◆ REQUIREMENT
From the listing, collect all lines containing the word "cindy".

==============================

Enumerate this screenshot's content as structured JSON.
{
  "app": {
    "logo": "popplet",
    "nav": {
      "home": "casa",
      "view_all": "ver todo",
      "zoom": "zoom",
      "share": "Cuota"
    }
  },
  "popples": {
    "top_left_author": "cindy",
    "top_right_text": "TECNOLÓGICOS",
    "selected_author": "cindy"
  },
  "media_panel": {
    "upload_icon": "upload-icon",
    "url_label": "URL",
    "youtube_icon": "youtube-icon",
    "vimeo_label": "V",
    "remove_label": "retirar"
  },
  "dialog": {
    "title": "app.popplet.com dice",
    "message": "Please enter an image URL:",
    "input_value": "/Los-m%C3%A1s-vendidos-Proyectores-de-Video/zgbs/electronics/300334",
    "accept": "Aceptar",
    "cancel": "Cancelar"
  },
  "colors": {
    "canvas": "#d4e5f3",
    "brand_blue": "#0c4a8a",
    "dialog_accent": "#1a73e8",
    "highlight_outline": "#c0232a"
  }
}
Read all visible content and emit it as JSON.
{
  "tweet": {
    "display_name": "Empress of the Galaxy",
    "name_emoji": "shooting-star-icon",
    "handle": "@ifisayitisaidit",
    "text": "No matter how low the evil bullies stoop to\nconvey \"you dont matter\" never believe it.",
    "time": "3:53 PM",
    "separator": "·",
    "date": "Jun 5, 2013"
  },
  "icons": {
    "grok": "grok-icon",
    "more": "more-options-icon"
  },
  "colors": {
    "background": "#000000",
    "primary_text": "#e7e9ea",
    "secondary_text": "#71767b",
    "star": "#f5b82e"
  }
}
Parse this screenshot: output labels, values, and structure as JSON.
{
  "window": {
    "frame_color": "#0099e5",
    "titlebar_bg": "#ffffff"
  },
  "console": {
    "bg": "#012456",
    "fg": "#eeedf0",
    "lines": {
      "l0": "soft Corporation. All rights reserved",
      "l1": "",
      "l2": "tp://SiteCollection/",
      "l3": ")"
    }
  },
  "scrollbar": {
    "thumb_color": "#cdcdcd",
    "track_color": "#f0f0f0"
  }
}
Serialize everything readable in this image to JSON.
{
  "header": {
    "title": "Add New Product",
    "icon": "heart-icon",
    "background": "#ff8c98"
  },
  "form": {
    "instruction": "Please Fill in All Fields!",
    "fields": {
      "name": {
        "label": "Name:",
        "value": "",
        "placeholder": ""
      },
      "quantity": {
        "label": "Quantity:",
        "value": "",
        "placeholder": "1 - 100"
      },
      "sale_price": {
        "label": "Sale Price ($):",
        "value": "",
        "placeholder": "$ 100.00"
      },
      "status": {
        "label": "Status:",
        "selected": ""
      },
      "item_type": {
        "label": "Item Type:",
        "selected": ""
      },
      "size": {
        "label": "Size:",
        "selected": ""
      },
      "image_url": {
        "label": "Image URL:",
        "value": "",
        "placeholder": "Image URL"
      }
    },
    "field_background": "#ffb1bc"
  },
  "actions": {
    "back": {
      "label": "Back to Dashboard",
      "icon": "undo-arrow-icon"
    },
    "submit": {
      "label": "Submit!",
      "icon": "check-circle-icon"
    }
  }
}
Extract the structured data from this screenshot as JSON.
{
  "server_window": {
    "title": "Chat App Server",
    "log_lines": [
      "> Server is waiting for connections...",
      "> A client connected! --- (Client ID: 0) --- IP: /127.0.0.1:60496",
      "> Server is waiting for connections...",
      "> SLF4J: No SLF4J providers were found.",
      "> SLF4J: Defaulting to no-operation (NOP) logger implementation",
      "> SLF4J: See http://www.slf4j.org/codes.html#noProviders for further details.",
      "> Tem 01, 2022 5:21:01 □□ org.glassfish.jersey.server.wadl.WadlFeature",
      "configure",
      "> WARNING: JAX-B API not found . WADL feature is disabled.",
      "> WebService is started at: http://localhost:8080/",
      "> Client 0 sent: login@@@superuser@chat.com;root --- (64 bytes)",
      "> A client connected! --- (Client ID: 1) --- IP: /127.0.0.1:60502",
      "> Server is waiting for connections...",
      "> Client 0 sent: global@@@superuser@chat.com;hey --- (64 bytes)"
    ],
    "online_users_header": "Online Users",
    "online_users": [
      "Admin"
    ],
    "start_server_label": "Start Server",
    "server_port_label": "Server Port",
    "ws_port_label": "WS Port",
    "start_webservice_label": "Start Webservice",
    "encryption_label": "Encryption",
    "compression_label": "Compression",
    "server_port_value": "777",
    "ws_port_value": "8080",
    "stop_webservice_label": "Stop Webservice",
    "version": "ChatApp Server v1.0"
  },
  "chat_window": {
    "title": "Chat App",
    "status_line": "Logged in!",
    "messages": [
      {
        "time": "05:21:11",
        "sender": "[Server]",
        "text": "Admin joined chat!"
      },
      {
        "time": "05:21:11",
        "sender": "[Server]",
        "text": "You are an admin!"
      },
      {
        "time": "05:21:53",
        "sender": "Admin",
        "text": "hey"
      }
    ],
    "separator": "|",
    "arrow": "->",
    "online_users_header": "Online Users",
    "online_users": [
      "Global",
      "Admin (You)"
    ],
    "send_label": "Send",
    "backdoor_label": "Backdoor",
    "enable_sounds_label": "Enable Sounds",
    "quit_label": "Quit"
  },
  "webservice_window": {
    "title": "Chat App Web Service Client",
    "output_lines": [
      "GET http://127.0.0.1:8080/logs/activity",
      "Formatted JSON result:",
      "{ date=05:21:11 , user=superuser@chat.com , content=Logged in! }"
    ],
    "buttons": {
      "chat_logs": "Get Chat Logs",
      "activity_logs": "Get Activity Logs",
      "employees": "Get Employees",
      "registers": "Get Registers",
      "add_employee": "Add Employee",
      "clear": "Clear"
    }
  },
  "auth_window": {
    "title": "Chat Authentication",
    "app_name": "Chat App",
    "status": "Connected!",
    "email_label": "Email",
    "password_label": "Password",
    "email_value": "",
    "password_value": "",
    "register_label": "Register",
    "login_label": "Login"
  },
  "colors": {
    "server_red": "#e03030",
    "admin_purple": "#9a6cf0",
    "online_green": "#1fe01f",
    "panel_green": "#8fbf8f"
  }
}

==============================

◆ OUTPUT OF THE EXERCISE
    "top_left_author": "cindy",
    "selected_author": "cindy"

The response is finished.